_AIM_: Find every line in the records below that holds the word "Playback" and copy it.

[Collected data entries]
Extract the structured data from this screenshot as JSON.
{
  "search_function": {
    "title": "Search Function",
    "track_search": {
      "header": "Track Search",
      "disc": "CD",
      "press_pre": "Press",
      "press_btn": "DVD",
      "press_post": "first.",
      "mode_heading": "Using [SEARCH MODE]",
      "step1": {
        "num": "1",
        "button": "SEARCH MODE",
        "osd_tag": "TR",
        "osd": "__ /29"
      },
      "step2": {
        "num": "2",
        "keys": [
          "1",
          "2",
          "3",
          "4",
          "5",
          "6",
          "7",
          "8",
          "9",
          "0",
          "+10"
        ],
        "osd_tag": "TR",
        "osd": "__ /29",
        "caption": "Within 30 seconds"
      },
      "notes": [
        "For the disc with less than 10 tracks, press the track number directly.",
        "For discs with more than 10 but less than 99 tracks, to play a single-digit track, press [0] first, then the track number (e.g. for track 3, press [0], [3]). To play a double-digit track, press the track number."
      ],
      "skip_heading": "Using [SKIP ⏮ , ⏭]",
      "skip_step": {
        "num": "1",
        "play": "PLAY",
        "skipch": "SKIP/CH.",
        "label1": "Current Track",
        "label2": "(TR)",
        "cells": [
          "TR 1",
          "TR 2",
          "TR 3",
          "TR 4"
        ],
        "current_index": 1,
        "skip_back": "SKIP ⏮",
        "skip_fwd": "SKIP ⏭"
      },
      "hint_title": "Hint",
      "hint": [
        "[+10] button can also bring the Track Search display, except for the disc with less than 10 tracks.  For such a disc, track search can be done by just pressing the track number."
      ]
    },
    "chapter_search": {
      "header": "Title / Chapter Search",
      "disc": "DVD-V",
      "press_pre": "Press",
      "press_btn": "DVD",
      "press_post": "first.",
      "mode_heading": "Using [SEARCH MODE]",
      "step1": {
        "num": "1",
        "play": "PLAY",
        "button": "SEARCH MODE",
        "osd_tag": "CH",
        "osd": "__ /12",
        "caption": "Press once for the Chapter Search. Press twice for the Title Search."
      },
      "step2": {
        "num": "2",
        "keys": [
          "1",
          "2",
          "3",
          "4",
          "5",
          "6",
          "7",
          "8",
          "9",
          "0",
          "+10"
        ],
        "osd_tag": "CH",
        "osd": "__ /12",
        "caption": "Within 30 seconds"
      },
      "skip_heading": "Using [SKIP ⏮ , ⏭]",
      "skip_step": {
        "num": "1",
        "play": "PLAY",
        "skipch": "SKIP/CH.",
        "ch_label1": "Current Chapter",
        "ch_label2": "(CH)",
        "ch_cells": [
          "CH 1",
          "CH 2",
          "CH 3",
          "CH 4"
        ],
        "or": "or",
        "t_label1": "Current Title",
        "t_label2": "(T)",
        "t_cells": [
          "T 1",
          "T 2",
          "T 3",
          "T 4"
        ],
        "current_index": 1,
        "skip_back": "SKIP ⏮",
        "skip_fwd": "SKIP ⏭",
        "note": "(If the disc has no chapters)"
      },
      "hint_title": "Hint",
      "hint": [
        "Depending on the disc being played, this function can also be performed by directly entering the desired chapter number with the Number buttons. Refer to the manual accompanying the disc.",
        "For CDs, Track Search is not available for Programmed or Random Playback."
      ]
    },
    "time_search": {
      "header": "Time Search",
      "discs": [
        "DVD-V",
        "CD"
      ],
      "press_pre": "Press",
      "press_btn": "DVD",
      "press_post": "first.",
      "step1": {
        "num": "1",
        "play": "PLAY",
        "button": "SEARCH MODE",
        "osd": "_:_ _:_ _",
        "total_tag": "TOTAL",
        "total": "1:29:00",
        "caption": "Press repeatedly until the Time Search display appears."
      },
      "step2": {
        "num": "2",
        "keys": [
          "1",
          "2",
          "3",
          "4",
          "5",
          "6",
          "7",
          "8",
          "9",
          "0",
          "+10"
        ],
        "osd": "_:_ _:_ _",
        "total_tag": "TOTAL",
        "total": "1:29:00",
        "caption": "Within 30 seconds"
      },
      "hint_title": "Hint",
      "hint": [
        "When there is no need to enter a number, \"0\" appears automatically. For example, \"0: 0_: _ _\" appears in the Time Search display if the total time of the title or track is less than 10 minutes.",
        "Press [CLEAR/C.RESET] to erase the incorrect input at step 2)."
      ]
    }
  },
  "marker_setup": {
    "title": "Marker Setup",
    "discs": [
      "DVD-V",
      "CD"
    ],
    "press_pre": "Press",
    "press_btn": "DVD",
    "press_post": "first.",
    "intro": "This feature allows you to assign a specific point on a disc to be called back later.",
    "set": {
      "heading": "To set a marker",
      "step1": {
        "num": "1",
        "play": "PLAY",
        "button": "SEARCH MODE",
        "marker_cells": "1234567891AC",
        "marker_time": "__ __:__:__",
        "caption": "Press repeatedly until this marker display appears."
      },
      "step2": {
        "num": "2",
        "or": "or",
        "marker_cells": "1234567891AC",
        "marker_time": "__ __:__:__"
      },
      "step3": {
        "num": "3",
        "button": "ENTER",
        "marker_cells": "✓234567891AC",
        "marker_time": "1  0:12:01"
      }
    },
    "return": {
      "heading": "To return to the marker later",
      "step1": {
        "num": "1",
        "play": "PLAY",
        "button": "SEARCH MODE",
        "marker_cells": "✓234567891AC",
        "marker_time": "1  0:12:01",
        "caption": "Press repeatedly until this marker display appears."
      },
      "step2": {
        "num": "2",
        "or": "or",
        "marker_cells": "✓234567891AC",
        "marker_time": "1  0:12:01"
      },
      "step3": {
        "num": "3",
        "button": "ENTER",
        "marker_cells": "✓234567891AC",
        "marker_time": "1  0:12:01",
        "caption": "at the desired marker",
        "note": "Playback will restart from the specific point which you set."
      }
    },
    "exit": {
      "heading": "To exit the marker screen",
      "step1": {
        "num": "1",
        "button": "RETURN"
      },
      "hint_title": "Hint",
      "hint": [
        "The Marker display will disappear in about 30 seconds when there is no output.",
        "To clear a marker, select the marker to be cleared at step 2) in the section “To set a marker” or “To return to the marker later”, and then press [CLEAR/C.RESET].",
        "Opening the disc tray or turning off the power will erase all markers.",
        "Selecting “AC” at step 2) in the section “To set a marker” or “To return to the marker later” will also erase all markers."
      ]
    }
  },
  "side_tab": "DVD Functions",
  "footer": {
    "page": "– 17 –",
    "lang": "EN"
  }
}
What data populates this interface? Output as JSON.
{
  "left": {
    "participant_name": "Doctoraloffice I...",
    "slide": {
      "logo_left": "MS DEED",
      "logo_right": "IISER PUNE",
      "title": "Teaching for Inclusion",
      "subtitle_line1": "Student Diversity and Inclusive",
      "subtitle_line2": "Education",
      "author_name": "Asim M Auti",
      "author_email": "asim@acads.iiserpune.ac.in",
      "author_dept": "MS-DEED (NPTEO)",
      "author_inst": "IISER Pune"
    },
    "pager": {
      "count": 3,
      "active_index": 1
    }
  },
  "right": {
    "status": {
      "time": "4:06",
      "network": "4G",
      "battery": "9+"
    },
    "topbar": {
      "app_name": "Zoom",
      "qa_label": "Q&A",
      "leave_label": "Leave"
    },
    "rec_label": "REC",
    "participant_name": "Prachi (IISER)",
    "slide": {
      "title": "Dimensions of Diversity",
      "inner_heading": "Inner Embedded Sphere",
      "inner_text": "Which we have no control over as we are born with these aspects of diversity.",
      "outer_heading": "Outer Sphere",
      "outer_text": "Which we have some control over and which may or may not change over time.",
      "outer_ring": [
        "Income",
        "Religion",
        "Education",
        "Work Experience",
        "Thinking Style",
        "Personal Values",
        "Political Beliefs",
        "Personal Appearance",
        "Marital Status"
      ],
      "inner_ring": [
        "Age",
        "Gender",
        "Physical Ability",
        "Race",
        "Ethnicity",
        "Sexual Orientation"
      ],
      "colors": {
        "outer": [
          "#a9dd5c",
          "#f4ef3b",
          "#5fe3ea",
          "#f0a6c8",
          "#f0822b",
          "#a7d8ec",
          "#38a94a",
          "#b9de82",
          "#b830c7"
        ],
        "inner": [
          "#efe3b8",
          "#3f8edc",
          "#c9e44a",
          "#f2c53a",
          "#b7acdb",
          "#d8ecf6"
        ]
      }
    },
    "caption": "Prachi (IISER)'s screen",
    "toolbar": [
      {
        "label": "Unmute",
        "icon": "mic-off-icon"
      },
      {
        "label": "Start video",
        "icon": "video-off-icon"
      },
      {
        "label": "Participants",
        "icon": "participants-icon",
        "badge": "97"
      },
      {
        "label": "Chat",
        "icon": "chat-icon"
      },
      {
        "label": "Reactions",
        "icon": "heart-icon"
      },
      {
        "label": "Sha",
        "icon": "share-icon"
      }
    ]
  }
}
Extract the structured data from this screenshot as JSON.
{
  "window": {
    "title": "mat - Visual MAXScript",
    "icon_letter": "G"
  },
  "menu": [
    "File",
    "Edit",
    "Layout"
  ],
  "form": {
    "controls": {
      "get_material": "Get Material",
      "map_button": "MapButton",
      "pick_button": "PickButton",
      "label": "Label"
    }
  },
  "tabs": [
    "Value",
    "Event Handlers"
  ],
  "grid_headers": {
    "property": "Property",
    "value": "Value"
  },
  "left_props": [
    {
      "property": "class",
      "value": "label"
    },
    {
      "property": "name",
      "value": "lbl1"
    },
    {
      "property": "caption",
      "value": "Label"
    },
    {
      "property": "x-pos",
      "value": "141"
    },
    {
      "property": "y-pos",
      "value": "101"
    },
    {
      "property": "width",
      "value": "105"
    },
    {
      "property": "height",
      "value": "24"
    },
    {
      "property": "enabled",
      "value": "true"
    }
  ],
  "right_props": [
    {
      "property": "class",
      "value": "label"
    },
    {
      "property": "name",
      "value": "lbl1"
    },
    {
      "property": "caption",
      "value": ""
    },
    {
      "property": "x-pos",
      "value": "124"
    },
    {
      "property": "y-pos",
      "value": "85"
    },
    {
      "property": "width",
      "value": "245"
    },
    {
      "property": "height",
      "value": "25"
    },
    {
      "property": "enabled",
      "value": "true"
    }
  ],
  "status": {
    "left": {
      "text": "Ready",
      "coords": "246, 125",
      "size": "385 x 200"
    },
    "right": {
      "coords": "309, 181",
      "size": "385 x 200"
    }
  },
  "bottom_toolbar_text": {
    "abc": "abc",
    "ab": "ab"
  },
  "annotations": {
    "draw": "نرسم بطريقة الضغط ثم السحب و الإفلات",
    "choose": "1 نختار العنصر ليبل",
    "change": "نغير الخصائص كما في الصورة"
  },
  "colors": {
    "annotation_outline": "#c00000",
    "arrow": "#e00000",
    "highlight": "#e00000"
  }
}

_OUTPUT FOR THIS TASK_:
        "For CDs, Track Search is not available for Programmed or Random Playback."
        "note": "Playback will restart from the specific point which you set."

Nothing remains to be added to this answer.